Goal –
Below are some records. Copy every line in them that holds "acetate".

Supplied material –
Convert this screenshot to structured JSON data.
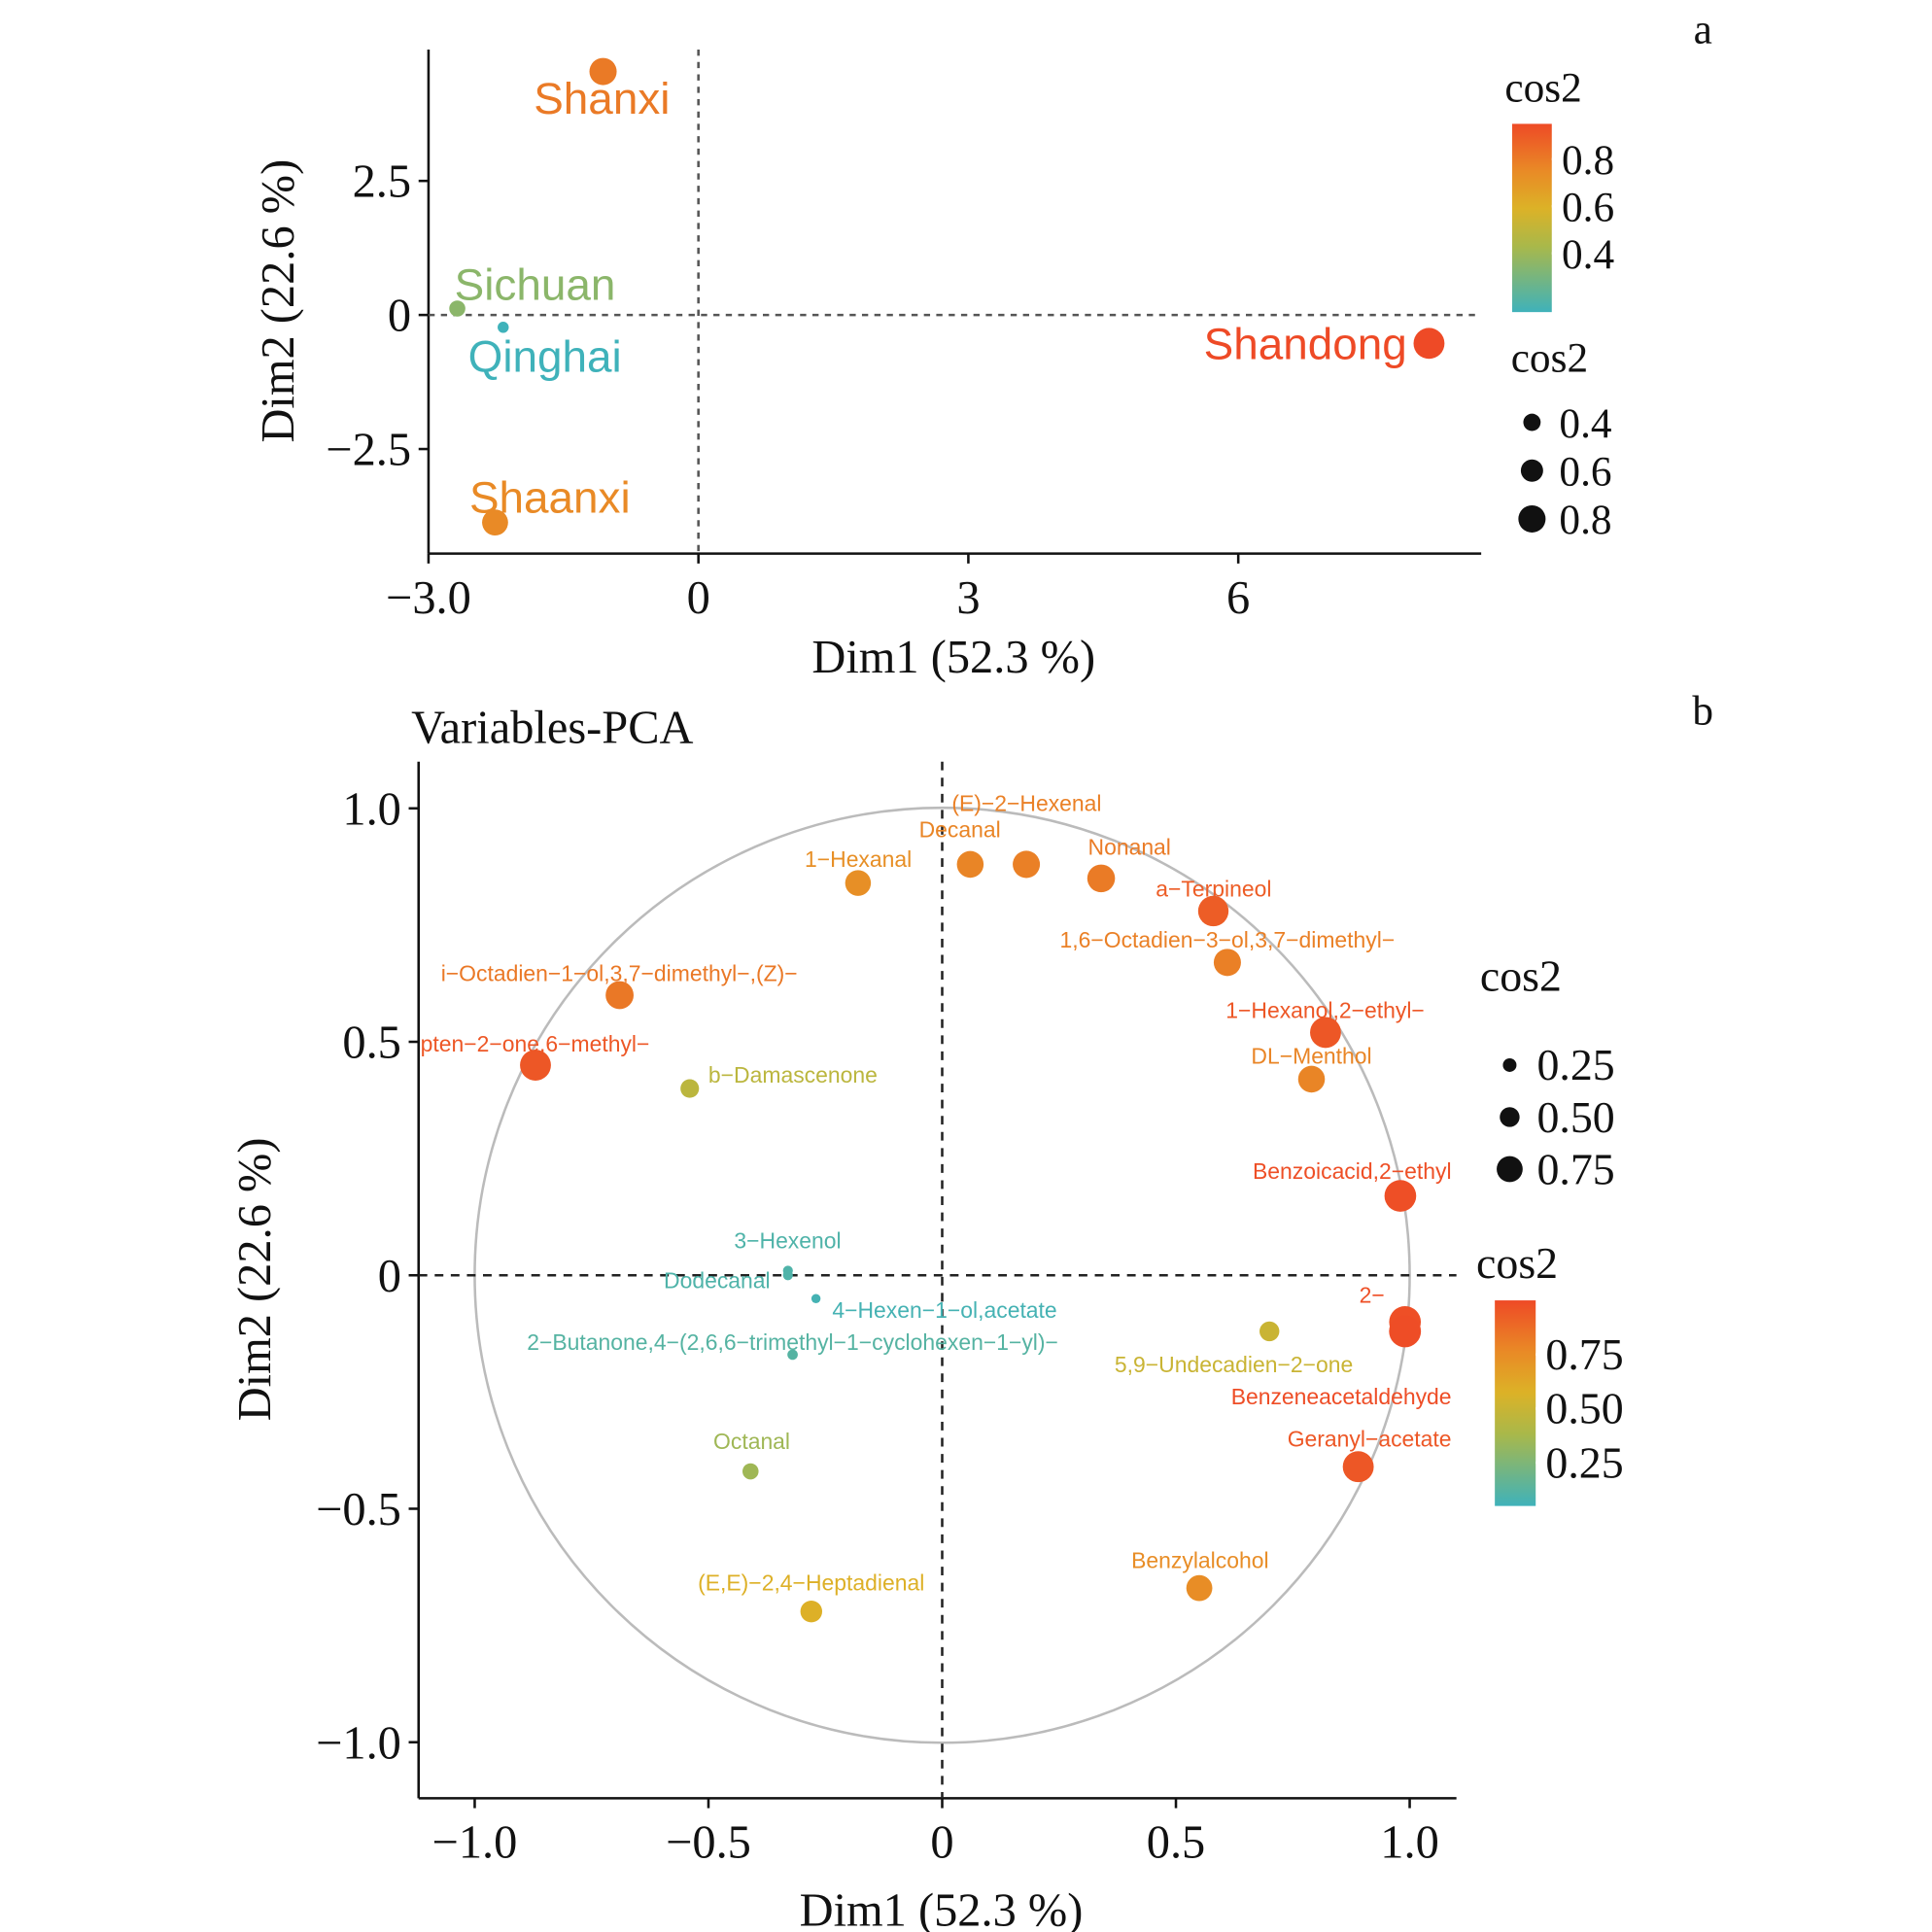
{
  "chart_data": [
    {
      "type": "scatter",
      "panel_label": "a",
      "title": "",
      "xlabel": "Dim1 (52.3 %)",
      "ylabel": "Dim2 (22.6 %)",
      "xlim": [
        -3.0,
        8.7
      ],
      "ylim": [
        -4.45,
        4.95
      ],
      "xticks": [
        -3.0,
        0,
        3,
        6
      ],
      "xtick_labels": [
        "−3.0",
        "0",
        "3",
        "6"
      ],
      "yticks": [
        -2.5,
        0,
        2.5
      ],
      "ytick_labels": [
        "−2.5",
        "0",
        "2.5"
      ],
      "grid": false,
      "reference_lines": "dashed at x=0 and y=0",
      "points": [
        {
          "label": "Shanxi",
          "x": -1.06,
          "y": 4.54,
          "cos2": 0.8
        },
        {
          "label": "Sichuan",
          "x": -2.68,
          "y": 0.12,
          "cos2": 0.35
        },
        {
          "label": "Qinghai",
          "x": -2.17,
          "y": -0.23,
          "cos2": 0.15
        },
        {
          "label": "Shaanxi",
          "x": -2.26,
          "y": -3.87,
          "cos2": 0.75
        },
        {
          "label": "Shandong",
          "x": 8.12,
          "y": -0.53,
          "cos2": 0.95
        }
      ],
      "legend_color": {
        "title": "cos2",
        "ticks": [
          "0.8",
          "0.6",
          "0.4"
        ],
        "tick_values": [
          0.8,
          0.6,
          0.4
        ],
        "range": [
          0.15,
          0.95
        ]
      },
      "legend_size": {
        "title": "cos2",
        "items": [
          "0.4",
          "0.6",
          "0.8"
        ],
        "values": [
          0.4,
          0.6,
          0.8
        ]
      },
      "legend_placement": "right"
    },
    {
      "type": "scatter",
      "panel_label": "b",
      "title": "Variables-PCA",
      "xlabel": "Dim1 (52.3 %)",
      "ylabel": "Dim2 (22.6 %)",
      "xlim": [
        -1.12,
        1.1
      ],
      "ylim": [
        -1.12,
        1.1
      ],
      "xticks": [
        -1.0,
        -0.5,
        0,
        0.5,
        1.0
      ],
      "xtick_labels": [
        "−1.0",
        "−0.5",
        "0",
        "0.5",
        "1.0"
      ],
      "yticks": [
        -1.0,
        -0.5,
        0,
        0.5,
        1.0
      ],
      "ytick_labels": [
        "−1.0",
        "−0.5",
        "0",
        "0.5",
        "1.0"
      ],
      "grid": false,
      "correlation_circle": true,
      "reference_lines": "dashed at x=0 and y=0",
      "points": [
        {
          "label": "1−Hexanal",
          "x": -0.18,
          "y": 0.84,
          "cos2": 0.74
        },
        {
          "label": "Decanal",
          "x": 0.06,
          "y": 0.88,
          "cos2": 0.78
        },
        {
          "label": "(E)−2−Hexenal",
          "x": 0.18,
          "y": 0.88,
          "cos2": 0.8
        },
        {
          "label": "Nonanal",
          "x": 0.34,
          "y": 0.85,
          "cos2": 0.82
        },
        {
          "label": "a−Terpineol",
          "x": 0.58,
          "y": 0.78,
          "cos2": 0.93
        },
        {
          "label": "1,6−Octadien−3−ol,3,7−dimethyl−",
          "x": 0.61,
          "y": 0.67,
          "cos2": 0.8
        },
        {
          "label": "i−Octadien−1−ol,3,7−dimethyl−,(Z)−",
          "x": -0.69,
          "y": 0.6,
          "cos2": 0.83
        },
        {
          "label": "pten−2−one,6−methyl−",
          "x": -0.87,
          "y": 0.45,
          "cos2": 0.95
        },
        {
          "label": "b−Damascenone",
          "x": -0.54,
          "y": 0.4,
          "cos2": 0.45
        },
        {
          "label": "1−Hexanol,2−ethyl−",
          "x": 0.82,
          "y": 0.52,
          "cos2": 0.95
        },
        {
          "label": "DL−Menthol",
          "x": 0.79,
          "y": 0.42,
          "cos2": 0.78
        },
        {
          "label": "Benzoicacid,2−ethyl",
          "x": 0.98,
          "y": 0.17,
          "cos2": 0.98
        },
        {
          "label": "3−Hexenol",
          "x": -0.33,
          "y": 0.01,
          "cos2": 0.1
        },
        {
          "label": "Dodecanal",
          "x": -0.33,
          "y": 0.0,
          "cos2": 0.1
        },
        {
          "label": "4−Hexen−1−ol,acetate",
          "x": -0.27,
          "y": -0.05,
          "cos2": 0.07
        },
        {
          "label": "2−Butanone,4−(2,6,6−trimethyl−1−cyclohexen−1−yl)−",
          "x": -0.32,
          "y": -0.17,
          "cos2": 0.12
        },
        {
          "label": "5,9−Undecadien−2−one",
          "x": 0.7,
          "y": -0.12,
          "cos2": 0.5
        },
        {
          "label": "2−",
          "x": 0.99,
          "y": -0.1,
          "cos2": 0.98
        },
        {
          "label": "Benzeneacetaldehyde",
          "x": 0.99,
          "y": -0.12,
          "cos2": 0.99
        },
        {
          "label": "Geranyl−acetate",
          "x": 0.89,
          "y": -0.41,
          "cos2": 0.95
        },
        {
          "label": "Octanal",
          "x": -0.41,
          "y": -0.42,
          "cos2": 0.35
        },
        {
          "label": "Benzylalcohol",
          "x": 0.55,
          "y": -0.67,
          "cos2": 0.75
        },
        {
          "label": "(E,E)−2,4−Heptadienal",
          "x": -0.28,
          "y": -0.72,
          "cos2": 0.58
        }
      ],
      "legend_size": {
        "title": "cos2",
        "items": [
          "0.25",
          "0.50",
          "0.75"
        ],
        "values": [
          0.25,
          0.5,
          0.75
        ]
      },
      "legend_color": {
        "title": "cos2",
        "ticks": [
          "0.75",
          "0.50",
          "0.25"
        ],
        "tick_values": [
          0.75,
          0.5,
          0.25
        ],
        "range": [
          0.05,
          1.0
        ]
      },
      "legend_placement": "right"
    }
  ],
  "colors": {
    "low": "#3fb2ba",
    "mid_low": "#a9b84a",
    "mid": "#dcb227",
    "mid_high": "#e98a26",
    "high": "#ee4a26"
  }
}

Solution for this problem –
          "label": "4−Hexen−1−ol,acetate",
          "label": "Geranyl−acetate",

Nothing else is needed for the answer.